[Records from a dataset]

- - - - -

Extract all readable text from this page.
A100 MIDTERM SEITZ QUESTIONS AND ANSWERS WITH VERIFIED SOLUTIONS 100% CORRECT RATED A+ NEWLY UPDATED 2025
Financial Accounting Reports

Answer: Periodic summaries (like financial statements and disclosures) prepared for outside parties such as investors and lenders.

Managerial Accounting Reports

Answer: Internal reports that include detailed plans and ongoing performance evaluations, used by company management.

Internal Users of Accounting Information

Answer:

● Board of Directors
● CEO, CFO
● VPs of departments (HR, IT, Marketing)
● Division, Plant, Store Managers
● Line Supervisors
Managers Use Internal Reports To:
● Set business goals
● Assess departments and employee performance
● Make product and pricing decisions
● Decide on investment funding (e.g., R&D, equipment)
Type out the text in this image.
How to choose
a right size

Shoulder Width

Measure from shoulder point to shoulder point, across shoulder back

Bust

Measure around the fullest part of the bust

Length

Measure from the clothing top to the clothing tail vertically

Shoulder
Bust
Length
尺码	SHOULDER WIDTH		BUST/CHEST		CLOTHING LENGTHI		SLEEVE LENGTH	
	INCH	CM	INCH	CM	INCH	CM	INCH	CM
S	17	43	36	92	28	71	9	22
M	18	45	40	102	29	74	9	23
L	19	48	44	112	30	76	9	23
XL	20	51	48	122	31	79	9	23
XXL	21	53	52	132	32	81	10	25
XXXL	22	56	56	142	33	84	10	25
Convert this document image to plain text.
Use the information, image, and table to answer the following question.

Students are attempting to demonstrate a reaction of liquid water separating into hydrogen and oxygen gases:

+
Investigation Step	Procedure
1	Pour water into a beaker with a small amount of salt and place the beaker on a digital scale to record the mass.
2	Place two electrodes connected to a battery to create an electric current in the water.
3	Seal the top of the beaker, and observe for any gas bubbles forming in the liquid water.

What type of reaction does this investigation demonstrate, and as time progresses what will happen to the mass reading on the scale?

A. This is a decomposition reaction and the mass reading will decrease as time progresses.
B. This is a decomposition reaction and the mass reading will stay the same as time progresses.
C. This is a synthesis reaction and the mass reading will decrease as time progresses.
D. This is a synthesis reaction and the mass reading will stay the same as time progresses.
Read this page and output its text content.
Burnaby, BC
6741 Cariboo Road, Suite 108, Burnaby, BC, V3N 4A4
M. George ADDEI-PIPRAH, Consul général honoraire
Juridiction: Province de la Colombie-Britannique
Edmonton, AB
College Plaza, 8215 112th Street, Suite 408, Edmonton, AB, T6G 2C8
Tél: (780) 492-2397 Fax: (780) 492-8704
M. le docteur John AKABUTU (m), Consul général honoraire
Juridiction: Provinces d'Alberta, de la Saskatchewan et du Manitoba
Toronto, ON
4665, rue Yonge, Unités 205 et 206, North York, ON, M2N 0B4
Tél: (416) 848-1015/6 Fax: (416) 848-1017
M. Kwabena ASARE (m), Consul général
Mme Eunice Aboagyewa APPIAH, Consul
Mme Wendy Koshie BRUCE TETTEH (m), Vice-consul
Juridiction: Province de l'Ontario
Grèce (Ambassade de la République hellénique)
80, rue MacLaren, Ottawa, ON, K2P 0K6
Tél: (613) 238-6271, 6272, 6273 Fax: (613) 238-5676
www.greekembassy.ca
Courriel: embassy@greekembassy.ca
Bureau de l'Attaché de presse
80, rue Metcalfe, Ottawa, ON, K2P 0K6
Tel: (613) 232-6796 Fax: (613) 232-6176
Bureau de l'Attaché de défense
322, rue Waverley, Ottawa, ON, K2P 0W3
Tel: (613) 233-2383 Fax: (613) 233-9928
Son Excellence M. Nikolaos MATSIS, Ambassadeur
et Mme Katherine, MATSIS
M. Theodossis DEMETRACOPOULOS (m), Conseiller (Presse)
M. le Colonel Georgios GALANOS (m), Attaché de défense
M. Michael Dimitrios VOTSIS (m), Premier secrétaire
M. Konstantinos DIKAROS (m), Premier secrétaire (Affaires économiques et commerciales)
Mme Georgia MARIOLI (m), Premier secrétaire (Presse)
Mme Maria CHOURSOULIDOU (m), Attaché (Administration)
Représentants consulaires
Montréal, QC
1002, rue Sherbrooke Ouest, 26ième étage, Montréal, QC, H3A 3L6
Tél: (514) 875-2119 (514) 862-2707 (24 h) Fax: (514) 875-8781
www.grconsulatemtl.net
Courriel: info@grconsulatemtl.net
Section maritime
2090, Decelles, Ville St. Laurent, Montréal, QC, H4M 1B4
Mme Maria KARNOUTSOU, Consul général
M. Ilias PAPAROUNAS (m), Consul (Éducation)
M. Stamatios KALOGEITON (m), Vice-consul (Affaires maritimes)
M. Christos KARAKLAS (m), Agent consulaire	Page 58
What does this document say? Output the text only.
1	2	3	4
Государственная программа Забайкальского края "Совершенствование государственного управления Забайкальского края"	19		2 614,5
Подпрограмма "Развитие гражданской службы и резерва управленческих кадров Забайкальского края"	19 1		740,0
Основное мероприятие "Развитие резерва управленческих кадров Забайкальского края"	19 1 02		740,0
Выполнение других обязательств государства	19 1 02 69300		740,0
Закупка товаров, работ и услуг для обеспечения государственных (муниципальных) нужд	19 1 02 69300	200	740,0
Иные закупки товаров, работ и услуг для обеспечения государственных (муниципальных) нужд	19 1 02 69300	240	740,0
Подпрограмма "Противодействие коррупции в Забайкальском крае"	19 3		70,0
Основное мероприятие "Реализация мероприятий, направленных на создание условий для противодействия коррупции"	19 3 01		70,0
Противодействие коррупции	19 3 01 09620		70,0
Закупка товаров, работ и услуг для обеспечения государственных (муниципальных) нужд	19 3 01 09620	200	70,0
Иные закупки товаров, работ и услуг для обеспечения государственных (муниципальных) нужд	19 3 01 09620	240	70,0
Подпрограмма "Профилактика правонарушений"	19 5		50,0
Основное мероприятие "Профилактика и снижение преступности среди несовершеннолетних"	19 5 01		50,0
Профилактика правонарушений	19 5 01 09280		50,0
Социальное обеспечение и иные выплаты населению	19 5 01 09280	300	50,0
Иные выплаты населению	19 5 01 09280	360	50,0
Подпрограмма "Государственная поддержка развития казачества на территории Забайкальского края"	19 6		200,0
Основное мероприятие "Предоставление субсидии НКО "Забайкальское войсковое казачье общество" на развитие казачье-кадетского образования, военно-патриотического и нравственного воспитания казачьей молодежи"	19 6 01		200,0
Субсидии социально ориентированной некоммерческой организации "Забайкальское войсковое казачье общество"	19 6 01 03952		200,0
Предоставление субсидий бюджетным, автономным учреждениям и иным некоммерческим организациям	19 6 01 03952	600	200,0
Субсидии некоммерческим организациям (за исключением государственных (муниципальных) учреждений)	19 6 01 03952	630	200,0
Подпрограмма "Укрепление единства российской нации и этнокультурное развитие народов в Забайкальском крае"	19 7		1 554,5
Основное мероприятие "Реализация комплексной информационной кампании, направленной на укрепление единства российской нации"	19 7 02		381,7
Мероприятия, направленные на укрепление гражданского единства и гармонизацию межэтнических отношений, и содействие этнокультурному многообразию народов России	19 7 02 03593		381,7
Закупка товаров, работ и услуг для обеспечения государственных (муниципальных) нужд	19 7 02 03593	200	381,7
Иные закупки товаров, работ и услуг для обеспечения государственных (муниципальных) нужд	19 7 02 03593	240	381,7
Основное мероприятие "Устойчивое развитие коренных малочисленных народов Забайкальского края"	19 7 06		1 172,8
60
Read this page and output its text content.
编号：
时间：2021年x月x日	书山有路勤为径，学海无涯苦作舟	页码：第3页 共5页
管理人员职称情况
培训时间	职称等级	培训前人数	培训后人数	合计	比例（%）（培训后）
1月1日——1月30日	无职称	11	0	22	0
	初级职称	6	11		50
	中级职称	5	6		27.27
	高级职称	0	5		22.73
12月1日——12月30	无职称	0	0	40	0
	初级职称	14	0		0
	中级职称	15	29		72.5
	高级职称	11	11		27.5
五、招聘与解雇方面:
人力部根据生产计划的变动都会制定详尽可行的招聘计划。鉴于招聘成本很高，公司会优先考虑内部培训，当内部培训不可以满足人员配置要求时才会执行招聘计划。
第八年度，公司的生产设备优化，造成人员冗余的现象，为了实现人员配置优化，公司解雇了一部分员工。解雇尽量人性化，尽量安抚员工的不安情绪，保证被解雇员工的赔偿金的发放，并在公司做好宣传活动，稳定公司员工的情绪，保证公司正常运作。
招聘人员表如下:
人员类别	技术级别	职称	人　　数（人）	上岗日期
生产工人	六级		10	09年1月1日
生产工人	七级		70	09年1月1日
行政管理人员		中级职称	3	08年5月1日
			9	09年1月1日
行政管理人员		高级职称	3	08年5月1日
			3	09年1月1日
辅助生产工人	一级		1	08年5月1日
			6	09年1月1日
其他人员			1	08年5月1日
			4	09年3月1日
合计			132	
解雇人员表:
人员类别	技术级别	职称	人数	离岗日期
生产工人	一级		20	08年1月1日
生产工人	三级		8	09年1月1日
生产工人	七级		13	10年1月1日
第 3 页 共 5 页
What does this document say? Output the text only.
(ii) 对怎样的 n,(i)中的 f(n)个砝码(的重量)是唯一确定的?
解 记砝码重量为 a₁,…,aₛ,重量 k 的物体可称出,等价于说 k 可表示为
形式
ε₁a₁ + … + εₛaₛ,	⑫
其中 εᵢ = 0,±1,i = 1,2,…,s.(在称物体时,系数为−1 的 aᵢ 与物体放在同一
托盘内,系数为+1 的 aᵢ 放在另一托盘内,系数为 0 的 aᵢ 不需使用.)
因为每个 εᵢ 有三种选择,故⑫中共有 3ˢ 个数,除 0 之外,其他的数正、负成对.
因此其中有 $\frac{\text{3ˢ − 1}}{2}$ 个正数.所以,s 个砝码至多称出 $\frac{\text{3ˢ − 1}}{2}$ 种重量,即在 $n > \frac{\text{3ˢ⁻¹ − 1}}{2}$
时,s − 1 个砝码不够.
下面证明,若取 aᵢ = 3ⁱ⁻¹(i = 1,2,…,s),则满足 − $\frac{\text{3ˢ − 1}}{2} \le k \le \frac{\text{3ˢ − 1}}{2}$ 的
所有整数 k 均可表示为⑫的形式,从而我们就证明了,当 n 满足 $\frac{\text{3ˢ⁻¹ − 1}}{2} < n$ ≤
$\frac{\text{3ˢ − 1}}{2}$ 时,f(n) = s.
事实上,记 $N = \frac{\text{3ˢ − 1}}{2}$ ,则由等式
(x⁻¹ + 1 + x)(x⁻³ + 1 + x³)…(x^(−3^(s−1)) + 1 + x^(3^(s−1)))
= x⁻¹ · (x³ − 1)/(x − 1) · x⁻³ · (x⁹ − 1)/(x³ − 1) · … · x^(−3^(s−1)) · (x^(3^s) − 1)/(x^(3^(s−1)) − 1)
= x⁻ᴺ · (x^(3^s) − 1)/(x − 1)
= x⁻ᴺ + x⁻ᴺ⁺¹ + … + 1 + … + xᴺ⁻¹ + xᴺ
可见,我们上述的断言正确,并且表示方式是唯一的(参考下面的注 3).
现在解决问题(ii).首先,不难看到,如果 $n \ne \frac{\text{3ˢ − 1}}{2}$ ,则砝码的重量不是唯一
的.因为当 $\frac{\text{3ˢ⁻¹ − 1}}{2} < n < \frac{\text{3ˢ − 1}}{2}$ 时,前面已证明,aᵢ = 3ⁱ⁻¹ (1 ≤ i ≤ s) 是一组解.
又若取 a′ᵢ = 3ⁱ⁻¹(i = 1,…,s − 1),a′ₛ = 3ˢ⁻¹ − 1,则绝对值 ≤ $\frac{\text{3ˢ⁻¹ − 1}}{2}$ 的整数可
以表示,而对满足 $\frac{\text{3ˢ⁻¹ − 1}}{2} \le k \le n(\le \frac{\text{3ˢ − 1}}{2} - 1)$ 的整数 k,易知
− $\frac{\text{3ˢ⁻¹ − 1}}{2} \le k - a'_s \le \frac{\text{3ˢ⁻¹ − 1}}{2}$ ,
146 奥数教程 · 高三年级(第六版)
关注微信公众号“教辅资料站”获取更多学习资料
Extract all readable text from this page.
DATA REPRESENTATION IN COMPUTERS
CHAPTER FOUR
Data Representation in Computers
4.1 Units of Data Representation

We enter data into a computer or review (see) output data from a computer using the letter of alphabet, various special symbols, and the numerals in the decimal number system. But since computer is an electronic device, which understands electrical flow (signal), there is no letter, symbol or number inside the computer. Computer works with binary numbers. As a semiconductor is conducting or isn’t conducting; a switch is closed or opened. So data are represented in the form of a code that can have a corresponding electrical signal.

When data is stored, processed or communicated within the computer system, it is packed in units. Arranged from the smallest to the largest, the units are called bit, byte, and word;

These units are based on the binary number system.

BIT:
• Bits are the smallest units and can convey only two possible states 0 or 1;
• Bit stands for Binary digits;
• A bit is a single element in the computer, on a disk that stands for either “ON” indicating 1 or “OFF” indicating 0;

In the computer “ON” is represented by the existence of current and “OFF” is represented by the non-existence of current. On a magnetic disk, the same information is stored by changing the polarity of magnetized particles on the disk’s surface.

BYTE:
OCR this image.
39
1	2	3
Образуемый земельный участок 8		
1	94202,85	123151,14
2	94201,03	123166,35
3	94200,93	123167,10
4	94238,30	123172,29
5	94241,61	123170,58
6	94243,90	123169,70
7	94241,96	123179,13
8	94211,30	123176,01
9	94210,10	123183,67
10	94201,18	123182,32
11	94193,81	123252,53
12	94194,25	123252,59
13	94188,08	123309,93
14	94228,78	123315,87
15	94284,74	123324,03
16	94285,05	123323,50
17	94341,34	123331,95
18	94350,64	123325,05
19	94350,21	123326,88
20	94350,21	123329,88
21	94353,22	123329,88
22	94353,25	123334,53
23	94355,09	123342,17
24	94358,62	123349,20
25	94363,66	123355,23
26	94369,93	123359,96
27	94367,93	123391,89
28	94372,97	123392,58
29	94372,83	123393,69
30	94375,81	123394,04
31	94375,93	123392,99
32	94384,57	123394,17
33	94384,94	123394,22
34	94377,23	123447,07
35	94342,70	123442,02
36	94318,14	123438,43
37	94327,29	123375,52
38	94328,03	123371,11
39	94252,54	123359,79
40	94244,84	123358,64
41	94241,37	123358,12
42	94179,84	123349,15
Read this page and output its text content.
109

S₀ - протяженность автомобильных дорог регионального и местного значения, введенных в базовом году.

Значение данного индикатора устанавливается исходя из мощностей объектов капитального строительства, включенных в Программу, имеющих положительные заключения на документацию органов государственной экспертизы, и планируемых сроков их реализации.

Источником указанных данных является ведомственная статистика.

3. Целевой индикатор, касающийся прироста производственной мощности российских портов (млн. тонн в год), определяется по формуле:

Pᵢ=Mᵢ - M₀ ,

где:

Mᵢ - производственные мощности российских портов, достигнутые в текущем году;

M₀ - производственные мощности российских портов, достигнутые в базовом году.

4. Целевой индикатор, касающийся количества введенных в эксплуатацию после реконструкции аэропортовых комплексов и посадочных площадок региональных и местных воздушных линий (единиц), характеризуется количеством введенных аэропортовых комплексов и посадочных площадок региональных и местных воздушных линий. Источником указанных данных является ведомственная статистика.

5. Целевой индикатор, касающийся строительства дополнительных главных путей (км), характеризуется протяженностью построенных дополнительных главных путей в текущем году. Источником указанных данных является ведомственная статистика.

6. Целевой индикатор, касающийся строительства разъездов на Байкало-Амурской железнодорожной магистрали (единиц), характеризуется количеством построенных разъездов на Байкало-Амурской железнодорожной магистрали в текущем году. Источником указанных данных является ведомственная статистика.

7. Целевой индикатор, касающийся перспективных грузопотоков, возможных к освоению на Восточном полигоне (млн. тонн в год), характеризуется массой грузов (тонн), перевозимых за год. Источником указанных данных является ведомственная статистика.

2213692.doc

- - - - -

▶ **PROBLEM DETAILS**:
Filter the entries down to the lines with the word "Courriel" in them.

▶ **WRITTEN ANSWER**:
Courriel: embassy@greekembassy.ca
Courriel: info@grconsulatemtl.net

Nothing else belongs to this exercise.